[TASK GOAL]: Show all lines from the data that include the word "styky".

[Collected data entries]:
>>>>>

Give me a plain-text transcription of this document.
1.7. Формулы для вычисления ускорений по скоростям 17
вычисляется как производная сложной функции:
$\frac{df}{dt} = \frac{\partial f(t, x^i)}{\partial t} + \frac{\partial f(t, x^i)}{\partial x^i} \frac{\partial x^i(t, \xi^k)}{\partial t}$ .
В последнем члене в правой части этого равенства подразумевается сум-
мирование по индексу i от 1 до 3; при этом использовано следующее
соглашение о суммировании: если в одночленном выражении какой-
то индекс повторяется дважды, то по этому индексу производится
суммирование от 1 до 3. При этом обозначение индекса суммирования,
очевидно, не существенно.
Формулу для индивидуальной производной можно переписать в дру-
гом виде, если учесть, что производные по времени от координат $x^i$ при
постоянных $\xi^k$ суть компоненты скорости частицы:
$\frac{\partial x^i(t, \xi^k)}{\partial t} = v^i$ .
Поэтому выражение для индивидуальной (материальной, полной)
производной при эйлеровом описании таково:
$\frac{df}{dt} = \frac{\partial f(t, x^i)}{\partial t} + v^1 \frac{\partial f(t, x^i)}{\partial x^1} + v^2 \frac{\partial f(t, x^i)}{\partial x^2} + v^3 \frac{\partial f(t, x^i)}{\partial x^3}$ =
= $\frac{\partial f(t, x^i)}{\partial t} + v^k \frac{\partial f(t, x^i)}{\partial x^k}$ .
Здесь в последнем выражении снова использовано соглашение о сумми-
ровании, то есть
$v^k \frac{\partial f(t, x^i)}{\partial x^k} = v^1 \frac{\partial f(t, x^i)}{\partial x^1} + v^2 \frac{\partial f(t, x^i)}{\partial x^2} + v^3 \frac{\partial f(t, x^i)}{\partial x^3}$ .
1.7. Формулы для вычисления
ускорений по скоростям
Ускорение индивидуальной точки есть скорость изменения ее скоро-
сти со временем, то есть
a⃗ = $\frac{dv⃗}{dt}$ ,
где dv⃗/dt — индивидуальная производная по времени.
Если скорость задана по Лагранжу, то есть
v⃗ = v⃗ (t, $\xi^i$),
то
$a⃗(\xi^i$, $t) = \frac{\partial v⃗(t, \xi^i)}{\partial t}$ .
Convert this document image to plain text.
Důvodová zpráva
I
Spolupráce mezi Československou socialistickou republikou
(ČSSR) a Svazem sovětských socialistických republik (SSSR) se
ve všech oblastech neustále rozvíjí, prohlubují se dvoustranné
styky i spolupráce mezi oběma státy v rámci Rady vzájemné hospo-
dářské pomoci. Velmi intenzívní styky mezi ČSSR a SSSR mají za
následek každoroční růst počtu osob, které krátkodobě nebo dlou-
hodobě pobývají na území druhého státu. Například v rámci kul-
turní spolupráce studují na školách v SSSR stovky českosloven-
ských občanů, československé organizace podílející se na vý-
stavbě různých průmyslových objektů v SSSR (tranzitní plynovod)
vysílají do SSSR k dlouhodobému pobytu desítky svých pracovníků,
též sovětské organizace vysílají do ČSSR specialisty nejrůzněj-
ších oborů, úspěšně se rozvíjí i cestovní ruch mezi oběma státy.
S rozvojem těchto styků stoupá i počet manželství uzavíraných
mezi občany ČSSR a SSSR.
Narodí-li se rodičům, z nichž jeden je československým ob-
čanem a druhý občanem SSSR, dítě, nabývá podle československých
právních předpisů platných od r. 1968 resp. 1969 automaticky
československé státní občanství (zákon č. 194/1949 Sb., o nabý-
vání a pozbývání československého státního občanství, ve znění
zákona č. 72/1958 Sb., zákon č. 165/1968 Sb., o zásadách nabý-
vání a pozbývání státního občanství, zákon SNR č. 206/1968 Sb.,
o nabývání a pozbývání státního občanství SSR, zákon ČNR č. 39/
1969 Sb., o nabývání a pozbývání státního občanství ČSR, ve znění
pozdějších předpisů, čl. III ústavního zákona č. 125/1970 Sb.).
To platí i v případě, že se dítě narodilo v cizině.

<<<<<

[PROBLEM SOLUTION]:
styky i spolupráce mezi oběma státy v rámci Rady vzájemné hospo-
dářské pomoci. Velmi intenzívní styky mezi ČSSR a SSSR mají za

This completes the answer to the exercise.